Problem details:
Will you write out, word for word, every line from the one with "Convert this screenshot" to the final line of the data below, with the pictures left out?

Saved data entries
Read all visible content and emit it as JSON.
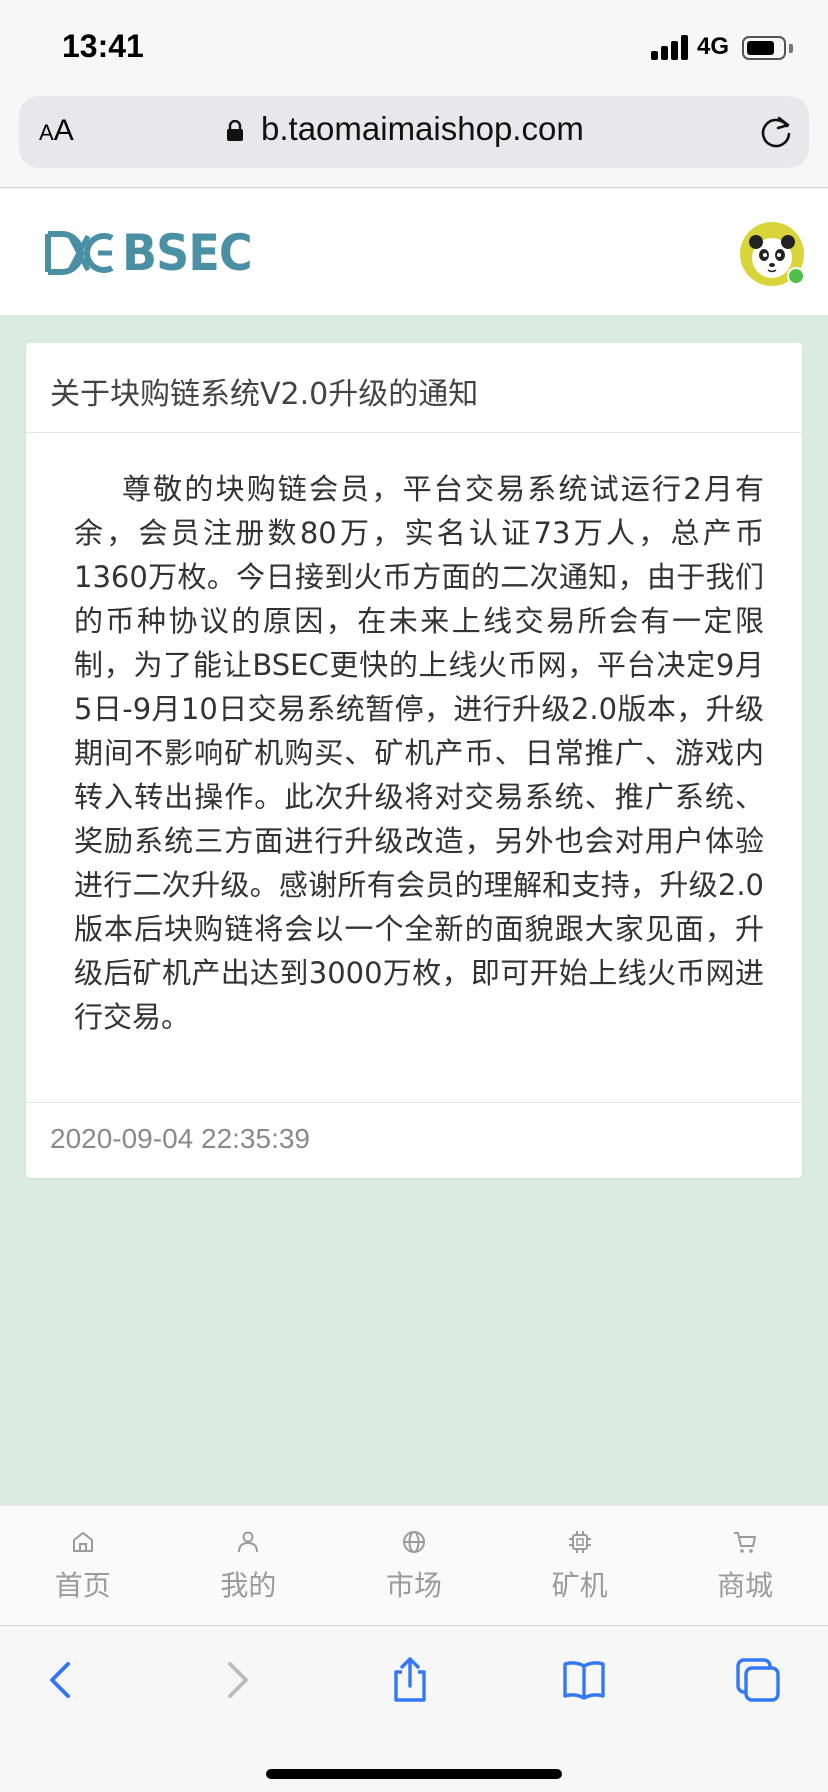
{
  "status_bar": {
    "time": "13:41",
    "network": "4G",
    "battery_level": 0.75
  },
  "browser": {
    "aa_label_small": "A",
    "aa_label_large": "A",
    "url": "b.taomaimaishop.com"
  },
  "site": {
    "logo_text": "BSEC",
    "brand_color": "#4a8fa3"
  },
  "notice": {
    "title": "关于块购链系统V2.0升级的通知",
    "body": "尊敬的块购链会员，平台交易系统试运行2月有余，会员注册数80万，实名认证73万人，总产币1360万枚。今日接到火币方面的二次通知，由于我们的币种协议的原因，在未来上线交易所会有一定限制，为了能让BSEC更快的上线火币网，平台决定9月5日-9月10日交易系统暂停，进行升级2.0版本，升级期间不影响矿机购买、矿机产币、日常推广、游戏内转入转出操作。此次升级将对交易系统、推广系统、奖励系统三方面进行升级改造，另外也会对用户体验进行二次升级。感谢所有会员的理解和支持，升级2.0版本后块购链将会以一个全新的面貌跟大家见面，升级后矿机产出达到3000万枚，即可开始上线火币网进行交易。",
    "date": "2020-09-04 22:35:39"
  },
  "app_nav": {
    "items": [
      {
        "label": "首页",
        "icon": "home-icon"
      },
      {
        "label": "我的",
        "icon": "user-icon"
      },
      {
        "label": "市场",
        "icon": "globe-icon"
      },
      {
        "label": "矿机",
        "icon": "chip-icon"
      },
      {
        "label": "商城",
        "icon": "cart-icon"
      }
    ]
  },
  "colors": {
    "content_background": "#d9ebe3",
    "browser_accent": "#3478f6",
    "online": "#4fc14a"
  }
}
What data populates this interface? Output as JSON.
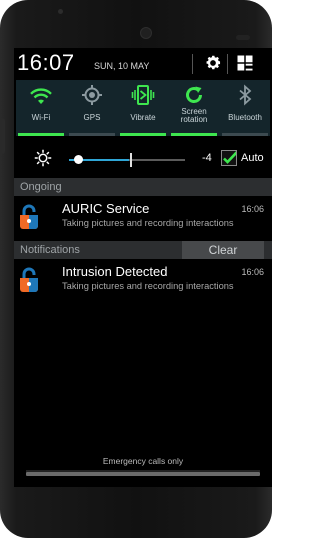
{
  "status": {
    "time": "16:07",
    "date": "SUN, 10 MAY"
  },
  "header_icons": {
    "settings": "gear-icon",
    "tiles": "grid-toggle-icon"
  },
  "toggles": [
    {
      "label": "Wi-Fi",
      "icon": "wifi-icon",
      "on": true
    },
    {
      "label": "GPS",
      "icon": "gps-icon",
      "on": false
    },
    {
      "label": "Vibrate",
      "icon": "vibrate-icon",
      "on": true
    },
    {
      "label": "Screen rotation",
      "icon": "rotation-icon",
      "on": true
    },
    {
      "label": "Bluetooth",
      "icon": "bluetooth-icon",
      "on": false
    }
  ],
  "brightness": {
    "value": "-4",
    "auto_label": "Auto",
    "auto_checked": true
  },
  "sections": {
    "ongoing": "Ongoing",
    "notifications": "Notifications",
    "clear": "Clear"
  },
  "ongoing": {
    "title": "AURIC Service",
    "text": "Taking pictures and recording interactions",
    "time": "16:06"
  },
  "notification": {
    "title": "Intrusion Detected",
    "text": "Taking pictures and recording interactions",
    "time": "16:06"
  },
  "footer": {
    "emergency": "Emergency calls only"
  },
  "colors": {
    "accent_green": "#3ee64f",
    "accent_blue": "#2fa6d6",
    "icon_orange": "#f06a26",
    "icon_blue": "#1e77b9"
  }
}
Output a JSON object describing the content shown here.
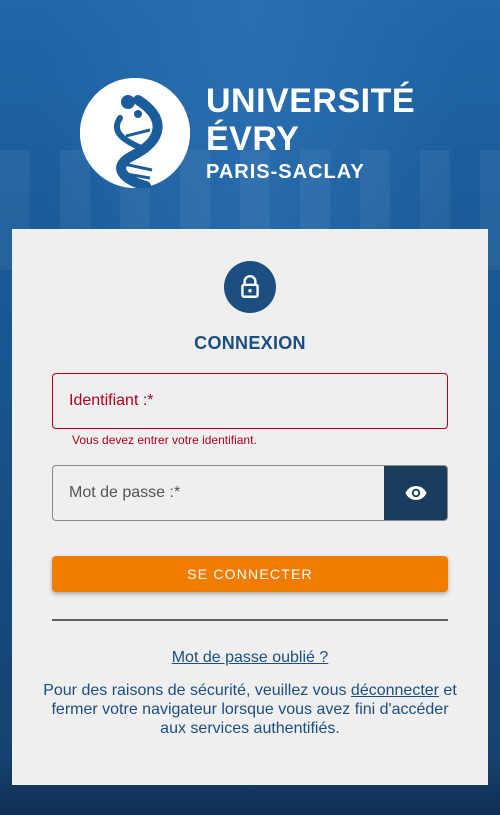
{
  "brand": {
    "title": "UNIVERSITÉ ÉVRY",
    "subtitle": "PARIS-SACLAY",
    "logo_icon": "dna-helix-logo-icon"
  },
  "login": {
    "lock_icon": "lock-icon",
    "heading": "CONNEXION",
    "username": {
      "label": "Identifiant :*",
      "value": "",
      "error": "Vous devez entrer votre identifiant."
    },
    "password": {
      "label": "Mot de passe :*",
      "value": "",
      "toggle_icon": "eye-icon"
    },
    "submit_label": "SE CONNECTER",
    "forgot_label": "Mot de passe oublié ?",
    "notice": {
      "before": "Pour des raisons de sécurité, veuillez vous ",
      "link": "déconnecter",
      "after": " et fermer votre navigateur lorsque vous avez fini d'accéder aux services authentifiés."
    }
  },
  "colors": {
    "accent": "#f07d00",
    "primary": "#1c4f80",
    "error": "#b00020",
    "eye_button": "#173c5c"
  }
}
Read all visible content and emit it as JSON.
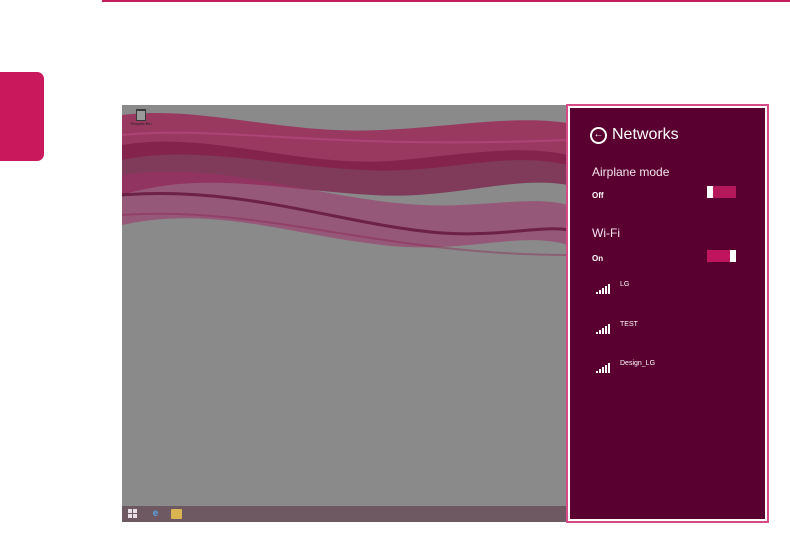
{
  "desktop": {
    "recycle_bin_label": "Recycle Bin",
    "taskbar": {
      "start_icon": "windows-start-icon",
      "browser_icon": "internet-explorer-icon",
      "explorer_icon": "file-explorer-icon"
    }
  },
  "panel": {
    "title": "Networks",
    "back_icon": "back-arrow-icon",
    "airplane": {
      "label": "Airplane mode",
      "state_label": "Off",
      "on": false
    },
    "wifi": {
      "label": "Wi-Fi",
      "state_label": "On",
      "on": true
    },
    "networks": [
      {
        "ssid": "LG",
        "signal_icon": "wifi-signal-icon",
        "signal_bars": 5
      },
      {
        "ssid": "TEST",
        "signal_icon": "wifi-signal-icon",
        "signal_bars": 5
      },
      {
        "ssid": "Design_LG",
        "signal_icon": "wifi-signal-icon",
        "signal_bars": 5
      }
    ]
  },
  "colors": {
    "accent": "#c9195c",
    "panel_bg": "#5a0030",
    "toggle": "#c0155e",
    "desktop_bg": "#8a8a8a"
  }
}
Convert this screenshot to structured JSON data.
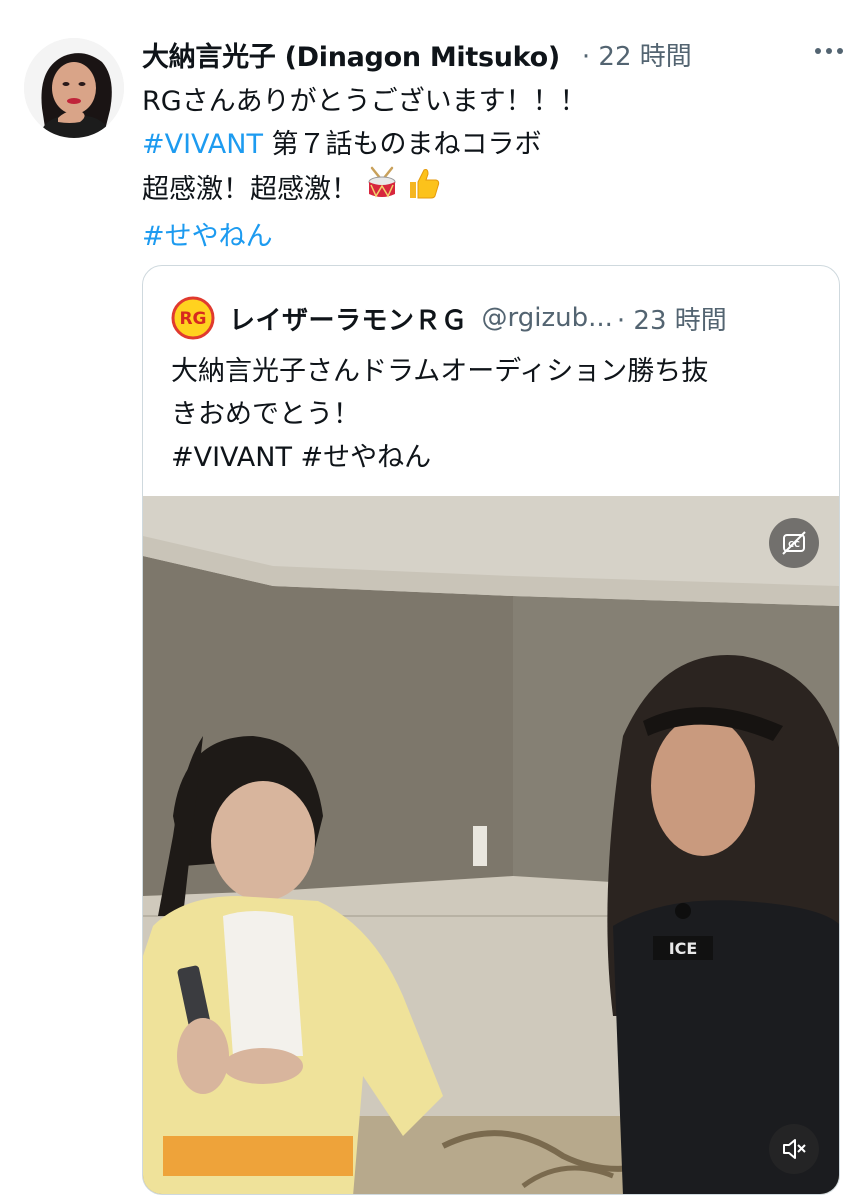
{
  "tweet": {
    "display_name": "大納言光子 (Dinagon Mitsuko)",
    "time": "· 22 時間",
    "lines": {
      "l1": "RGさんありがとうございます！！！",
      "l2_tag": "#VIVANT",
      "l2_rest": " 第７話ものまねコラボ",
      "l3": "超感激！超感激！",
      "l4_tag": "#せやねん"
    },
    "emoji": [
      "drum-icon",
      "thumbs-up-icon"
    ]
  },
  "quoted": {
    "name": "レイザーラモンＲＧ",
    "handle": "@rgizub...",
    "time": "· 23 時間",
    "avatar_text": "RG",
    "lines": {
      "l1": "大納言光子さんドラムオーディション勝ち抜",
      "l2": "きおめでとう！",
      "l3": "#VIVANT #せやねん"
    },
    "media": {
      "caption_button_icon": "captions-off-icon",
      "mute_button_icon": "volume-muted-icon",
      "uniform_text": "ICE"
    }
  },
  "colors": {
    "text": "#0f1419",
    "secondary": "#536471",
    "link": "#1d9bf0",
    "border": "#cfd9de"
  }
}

Result of this exercise:
Convert this screenshot to structured JSON data.
{
  "tweet": {
    "display_name": "大納言光子 (Dinagon Mitsuko)",
    "time": "· 22 時間",
    "lines": {
      "l1": "RGさんありがとうございます！！！",
      "l2_tag": "#VIVANT",
      "l2_rest": " 第７話ものまねコラボ",
      "l3": "超感激！超感激！",
      "l4_tag": "#せやねん"
    },
    "emoji": [
      "drum-icon",
      "thumbs-up-icon"
    ]
  },
  "quoted": {
    "name": "レイザーラモンＲＧ",
    "handle": "@rgizub...",
    "time": "· 23 時間",
    "avatar_text": "RG",
    "lines": {
      "l1": "大納言光子さんドラムオーディション勝ち抜",
      "l2": "きおめでとう！",
      "l3": "#VIVANT #せやねん"
    },
    "media": {
      "caption_button_icon": "captions-off-icon",
      "mute_button_icon": "volume-muted-icon",
      "uniform_text": "ICE"
    }
  },
  "colors": {
    "text": "#0f1419",
    "secondary": "#536471",
    "link": "#1d9bf0",
    "border": "#cfd9de"
  }
}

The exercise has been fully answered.